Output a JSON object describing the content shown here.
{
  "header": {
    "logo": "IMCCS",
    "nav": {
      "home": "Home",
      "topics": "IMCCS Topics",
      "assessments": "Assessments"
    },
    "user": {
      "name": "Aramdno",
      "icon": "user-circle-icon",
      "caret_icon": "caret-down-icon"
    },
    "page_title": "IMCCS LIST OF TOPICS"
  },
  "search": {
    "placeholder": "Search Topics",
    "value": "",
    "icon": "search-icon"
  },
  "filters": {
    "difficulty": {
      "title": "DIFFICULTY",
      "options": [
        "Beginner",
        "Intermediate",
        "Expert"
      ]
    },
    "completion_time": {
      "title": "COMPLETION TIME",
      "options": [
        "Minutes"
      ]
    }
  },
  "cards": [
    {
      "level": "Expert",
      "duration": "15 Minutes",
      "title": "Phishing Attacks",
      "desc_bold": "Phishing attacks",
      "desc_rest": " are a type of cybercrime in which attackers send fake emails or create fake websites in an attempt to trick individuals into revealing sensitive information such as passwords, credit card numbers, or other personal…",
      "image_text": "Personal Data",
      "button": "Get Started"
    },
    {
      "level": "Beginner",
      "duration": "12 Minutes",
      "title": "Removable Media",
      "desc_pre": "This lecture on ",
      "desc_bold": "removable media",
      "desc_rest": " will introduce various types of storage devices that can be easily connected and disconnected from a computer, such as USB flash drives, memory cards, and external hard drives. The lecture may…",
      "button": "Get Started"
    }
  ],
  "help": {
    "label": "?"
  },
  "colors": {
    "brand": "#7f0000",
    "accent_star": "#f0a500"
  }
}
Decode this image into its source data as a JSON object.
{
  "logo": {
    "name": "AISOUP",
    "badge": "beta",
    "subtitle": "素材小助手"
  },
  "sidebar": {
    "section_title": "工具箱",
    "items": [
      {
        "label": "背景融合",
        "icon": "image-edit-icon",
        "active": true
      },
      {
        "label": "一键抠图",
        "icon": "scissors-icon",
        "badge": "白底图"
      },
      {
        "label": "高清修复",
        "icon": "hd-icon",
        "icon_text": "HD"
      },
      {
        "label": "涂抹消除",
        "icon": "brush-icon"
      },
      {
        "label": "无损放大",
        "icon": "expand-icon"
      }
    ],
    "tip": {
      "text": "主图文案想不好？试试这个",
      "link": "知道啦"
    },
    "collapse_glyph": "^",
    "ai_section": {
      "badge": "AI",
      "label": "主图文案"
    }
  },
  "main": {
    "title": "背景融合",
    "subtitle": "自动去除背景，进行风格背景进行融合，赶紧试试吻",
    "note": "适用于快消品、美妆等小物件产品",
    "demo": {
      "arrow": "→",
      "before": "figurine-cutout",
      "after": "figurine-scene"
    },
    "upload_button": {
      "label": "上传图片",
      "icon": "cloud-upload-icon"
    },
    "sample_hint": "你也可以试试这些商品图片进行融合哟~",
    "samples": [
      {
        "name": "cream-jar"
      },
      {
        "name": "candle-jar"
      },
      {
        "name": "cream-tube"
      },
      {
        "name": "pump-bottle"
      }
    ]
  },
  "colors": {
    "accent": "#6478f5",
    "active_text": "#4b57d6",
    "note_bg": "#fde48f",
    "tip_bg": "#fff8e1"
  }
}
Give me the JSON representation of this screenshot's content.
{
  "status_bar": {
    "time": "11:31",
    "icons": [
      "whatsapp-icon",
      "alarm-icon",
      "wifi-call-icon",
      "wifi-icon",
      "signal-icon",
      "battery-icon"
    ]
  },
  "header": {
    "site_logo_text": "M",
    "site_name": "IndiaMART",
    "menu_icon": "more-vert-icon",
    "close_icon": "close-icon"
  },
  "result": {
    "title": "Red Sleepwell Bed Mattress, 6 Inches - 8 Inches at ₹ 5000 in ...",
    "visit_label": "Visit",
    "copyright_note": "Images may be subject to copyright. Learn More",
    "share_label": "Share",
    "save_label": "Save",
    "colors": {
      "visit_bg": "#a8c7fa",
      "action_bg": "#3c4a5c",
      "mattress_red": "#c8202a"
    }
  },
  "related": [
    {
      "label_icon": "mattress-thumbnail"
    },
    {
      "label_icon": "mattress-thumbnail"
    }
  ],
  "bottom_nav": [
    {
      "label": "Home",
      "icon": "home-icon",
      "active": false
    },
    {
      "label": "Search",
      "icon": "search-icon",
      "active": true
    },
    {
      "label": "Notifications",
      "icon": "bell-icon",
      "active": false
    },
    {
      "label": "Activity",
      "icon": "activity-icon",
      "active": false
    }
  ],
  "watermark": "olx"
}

**THE PROBLEM**
The records above are to be copied in full, exactly as written.

**SOLUTION TO THIS TASK**
Output a JSON object describing the content shown here.
{
  "header": {
    "logo": "IMCCS",
    "nav": {
      "home": "Home",
      "topics": "IMCCS Topics",
      "assessments": "Assessments"
    },
    "user": {
      "name": "Aramdno",
      "icon": "user-circle-icon",
      "caret_icon": "caret-down-icon"
    },
    "page_title": "IMCCS LIST OF TOPICS"
  },
  "search": {
    "placeholder": "Search Topics",
    "value": "",
    "icon": "search-icon"
  },
  "filters": {
    "difficulty": {
      "title": "DIFFICULTY",
      "options": [
        "Beginner",
        "Intermediate",
        "Expert"
      ]
    },
    "completion_time": {
      "title": "COMPLETION TIME",
      "options": [
        "Minutes"
      ]
    }
  },
  "cards": [
    {
      "level": "Expert",
      "duration": "15 Minutes",
      "title": "Phishing Attacks",
      "desc_bold": "Phishing attacks",
      "desc_rest": " are a type of cybercrime in which attackers send fake emails or create fake websites in an attempt to trick individuals into revealing sensitive information such as passwords, credit card numbers, or other personal…",
      "image_text": "Personal Data",
      "button": "Get Started"
    },
    {
      "level": "Beginner",
      "duration": "12 Minutes",
      "title": "Removable Media",
      "desc_pre": "This lecture on ",
      "desc_bold": "removable media",
      "desc_rest": " will introduce various types of storage devices that can be easily connected and disconnected from a computer, such as USB flash drives, memory cards, and external hard drives. The lecture may…",
      "button": "Get Started"
    }
  ],
  "help": {
    "label": "?"
  },
  "colors": {
    "brand": "#7f0000",
    "accent_star": "#f0a500"
  }
}
Decode this image into its source data as a JSON object.
{
  "logo": {
    "name": "AISOUP",
    "badge": "beta",
    "subtitle": "素材小助手"
  },
  "sidebar": {
    "section_title": "工具箱",
    "items": [
      {
        "label": "背景融合",
        "icon": "image-edit-icon",
        "active": true
      },
      {
        "label": "一键抠图",
        "icon": "scissors-icon",
        "badge": "白底图"
      },
      {
        "label": "高清修复",
        "icon": "hd-icon",
        "icon_text": "HD"
      },
      {
        "label": "涂抹消除",
        "icon": "brush-icon"
      },
      {
        "label": "无损放大",
        "icon": "expand-icon"
      }
    ],
    "tip": {
      "text": "主图文案想不好？试试这个",
      "link": "知道啦"
    },
    "collapse_glyph": "^",
    "ai_section": {
      "badge": "AI",
      "label": "主图文案"
    }
  },
  "main": {
    "title": "背景融合",
    "subtitle": "自动去除背景，进行风格背景进行融合，赶紧试试吻",
    "note": "适用于快消品、美妆等小物件产品",
    "demo": {
      "arrow": "→",
      "before": "figurine-cutout",
      "after": "figurine-scene"
    },
    "upload_button": {
      "label": "上传图片",
      "icon": "cloud-upload-icon"
    },
    "sample_hint": "你也可以试试这些商品图片进行融合哟~",
    "samples": [
      {
        "name": "cream-jar"
      },
      {
        "name": "candle-jar"
      },
      {
        "name": "cream-tube"
      },
      {
        "name": "pump-bottle"
      }
    ]
  },
  "colors": {
    "accent": "#6478f5",
    "active_text": "#4b57d6",
    "note_bg": "#fde48f",
    "tip_bg": "#fff8e1"
  }
}
Give me the JSON representation of this screenshot's content.
{
  "status_bar": {
    "time": "11:31",
    "icons": [
      "whatsapp-icon",
      "alarm-icon",
      "wifi-call-icon",
      "wifi-icon",
      "signal-icon",
      "battery-icon"
    ]
  },
  "header": {
    "site_logo_text": "M",
    "site_name": "IndiaMART",
    "menu_icon": "more-vert-icon",
    "close_icon": "close-icon"
  },
  "result": {
    "title": "Red Sleepwell Bed Mattress, 6 Inches - 8 Inches at ₹ 5000 in ...",
    "visit_label": "Visit",
    "copyright_note": "Images may be subject to copyright. Learn More",
    "share_label": "Share",
    "save_label": "Save",
    "colors": {
      "visit_bg": "#a8c7fa",
      "action_bg": "#3c4a5c",
      "mattress_red": "#c8202a"
    }
  },
  "related": [
    {
      "label_icon": "mattress-thumbnail"
    },
    {
      "label_icon": "mattress-thumbnail"
    }
  ],
  "bottom_nav": [
    {
      "label": "Home",
      "icon": "home-icon",
      "active": false
    },
    {
      "label": "Search",
      "icon": "search-icon",
      "active": true
    },
    {
      "label": "Notifications",
      "icon": "bell-icon",
      "active": false
    },
    {
      "label": "Activity",
      "icon": "activity-icon",
      "active": false
    }
  ],
  "watermark": "olx"
}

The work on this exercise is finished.